■ **What the exercise asks**
Every entry that follows needs to be repeated exactly.

■ **Input**
+===+

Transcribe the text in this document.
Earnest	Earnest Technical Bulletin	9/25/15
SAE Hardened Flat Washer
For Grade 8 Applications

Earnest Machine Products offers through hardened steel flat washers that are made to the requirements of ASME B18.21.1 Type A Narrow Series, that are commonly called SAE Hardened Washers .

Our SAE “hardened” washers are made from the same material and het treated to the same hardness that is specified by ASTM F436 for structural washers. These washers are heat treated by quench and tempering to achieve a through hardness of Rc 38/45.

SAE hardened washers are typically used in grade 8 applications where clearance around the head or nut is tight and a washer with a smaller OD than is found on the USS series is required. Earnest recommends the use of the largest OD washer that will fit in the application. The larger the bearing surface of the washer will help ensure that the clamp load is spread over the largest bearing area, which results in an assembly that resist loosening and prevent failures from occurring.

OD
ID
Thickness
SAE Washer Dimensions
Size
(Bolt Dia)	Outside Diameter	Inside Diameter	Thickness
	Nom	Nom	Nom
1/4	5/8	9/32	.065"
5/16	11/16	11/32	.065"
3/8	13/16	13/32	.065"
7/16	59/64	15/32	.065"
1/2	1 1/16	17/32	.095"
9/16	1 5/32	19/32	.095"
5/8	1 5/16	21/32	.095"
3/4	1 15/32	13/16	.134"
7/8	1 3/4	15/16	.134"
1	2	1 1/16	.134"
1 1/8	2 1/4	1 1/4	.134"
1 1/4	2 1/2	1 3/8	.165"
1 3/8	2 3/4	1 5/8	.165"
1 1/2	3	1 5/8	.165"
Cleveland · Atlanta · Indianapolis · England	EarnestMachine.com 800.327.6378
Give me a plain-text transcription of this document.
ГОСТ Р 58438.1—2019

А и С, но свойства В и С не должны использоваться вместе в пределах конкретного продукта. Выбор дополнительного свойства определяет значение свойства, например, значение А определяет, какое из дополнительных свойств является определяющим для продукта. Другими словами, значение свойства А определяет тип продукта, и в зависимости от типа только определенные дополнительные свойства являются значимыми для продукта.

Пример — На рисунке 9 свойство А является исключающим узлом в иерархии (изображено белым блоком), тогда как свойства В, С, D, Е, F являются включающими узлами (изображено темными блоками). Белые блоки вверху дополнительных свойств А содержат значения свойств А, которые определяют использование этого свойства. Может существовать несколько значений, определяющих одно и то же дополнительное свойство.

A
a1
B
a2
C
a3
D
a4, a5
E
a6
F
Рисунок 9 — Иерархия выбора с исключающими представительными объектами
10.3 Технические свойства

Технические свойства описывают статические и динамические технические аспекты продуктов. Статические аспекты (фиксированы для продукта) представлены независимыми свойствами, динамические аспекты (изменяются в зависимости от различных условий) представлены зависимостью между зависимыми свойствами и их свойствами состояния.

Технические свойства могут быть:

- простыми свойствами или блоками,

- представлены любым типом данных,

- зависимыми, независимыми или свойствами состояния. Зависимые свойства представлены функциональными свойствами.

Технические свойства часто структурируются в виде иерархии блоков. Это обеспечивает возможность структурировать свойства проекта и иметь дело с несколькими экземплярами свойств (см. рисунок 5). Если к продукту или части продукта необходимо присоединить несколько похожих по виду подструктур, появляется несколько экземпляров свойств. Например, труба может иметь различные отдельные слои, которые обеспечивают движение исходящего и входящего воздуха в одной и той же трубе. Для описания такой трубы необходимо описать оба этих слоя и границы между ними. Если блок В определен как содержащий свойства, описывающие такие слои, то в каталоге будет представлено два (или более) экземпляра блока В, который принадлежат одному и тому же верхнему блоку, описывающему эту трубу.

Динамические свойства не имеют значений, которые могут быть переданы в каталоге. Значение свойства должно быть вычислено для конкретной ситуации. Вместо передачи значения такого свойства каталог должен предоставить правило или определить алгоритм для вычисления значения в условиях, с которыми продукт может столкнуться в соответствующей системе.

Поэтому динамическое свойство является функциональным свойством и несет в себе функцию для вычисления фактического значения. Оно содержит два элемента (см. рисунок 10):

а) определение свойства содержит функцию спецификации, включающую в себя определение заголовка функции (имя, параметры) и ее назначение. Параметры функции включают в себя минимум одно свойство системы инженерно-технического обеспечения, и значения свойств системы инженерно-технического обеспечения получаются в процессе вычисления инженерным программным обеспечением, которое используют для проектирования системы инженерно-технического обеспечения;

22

+===+

■ **Finished exercise**
Transcribe the text in this document.
Earnest	Earnest Technical Bulletin	9/25/15
SAE Hardened Flat Washer
For Grade 8 Applications

Earnest Machine Products offers through hardened steel flat washers that are made to the requirements of ASME B18.21.1 Type A Narrow Series, that are commonly called SAE Hardened Washers .

Our SAE “hardened” washers are made from the same material and het treated to the same hardness that is specified by ASTM F436 for structural washers. These washers are heat treated by quench and tempering to achieve a through hardness of Rc 38/45.

SAE hardened washers are typically used in grade 8 applications where clearance around the head or nut is tight and a washer with a smaller OD than is found on the USS series is required. Earnest recommends the use of the largest OD washer that will fit in the application. The larger the bearing surface of the washer will help ensure that the clamp load is spread over the largest bearing area, which results in an assembly that resist loosening and prevent failures from occurring.

OD
ID
Thickness
SAE Washer Dimensions
Size
(Bolt Dia)	Outside Diameter	Inside Diameter	Thickness
	Nom	Nom	Nom
1/4	5/8	9/32	.065"
5/16	11/16	11/32	.065"
3/8	13/16	13/32	.065"
7/16	59/64	15/32	.065"
1/2	1 1/16	17/32	.095"
9/16	1 5/32	19/32	.095"
5/8	1 5/16	21/32	.095"
3/4	1 15/32	13/16	.134"
7/8	1 3/4	15/16	.134"
1	2	1 1/16	.134"
1 1/8	2 1/4	1 1/4	.134"
1 1/4	2 1/2	1 3/8	.165"
1 3/8	2 3/4	1 5/8	.165"
1 1/2	3	1 5/8	.165"
Cleveland · Atlanta · Indianapolis · England	EarnestMachine.com 800.327.6378
Give me a plain-text transcription of this document.
ГОСТ Р 58438.1—2019

А и С, но свойства В и С не должны использоваться вместе в пределах конкретного продукта. Выбор дополнительного свойства определяет значение свойства, например, значение А определяет, какое из дополнительных свойств является определяющим для продукта. Другими словами, значение свойства А определяет тип продукта, и в зависимости от типа только определенные дополнительные свойства являются значимыми для продукта.

Пример — На рисунке 9 свойство А является исключающим узлом в иерархии (изображено белым блоком), тогда как свойства В, С, D, Е, F являются включающими узлами (изображено темными блоками). Белые блоки вверху дополнительных свойств А содержат значения свойств А, которые определяют использование этого свойства. Может существовать несколько значений, определяющих одно и то же дополнительное свойство.

A
a1
B
a2
C
a3
D
a4, a5
E
a6
F
Рисунок 9 — Иерархия выбора с исключающими представительными объектами
10.3 Технические свойства

Технические свойства описывают статические и динамические технические аспекты продуктов. Статические аспекты (фиксированы для продукта) представлены независимыми свойствами, динамические аспекты (изменяются в зависимости от различных условий) представлены зависимостью между зависимыми свойствами и их свойствами состояния.

Технические свойства могут быть:

- простыми свойствами или блоками,

- представлены любым типом данных,

- зависимыми, независимыми или свойствами состояния. Зависимые свойства представлены функциональными свойствами.

Технические свойства часто структурируются в виде иерархии блоков. Это обеспечивает возможность структурировать свойства проекта и иметь дело с несколькими экземплярами свойств (см. рисунок 5). Если к продукту или части продукта необходимо присоединить несколько похожих по виду подструктур, появляется несколько экземпляров свойств. Например, труба может иметь различные отдельные слои, которые обеспечивают движение исходящего и входящего воздуха в одной и той же трубе. Для описания такой трубы необходимо описать оба этих слоя и границы между ними. Если блок В определен как содержащий свойства, описывающие такие слои, то в каталоге будет представлено два (или более) экземпляра блока В, который принадлежат одному и тому же верхнему блоку, описывающему эту трубу.

Динамические свойства не имеют значений, которые могут быть переданы в каталоге. Значение свойства должно быть вычислено для конкретной ситуации. Вместо передачи значения такого свойства каталог должен предоставить правило или определить алгоритм для вычисления значения в условиях, с которыми продукт может столкнуться в соответствующей системе.

Поэтому динамическое свойство является функциональным свойством и несет в себе функцию для вычисления фактического значения. Оно содержит два элемента (см. рисунок 10):

а) определение свойства содержит функцию спецификации, включающую в себя определение заголовка функции (имя, параметры) и ее назначение. Параметры функции включают в себя минимум одно свойство системы инженерно-технического обеспечения, и значения свойств системы инженерно-технического обеспечения получаются в процессе вычисления инженерным программным обеспечением, которое используют для проектирования системы инженерно-технического обеспечения;

22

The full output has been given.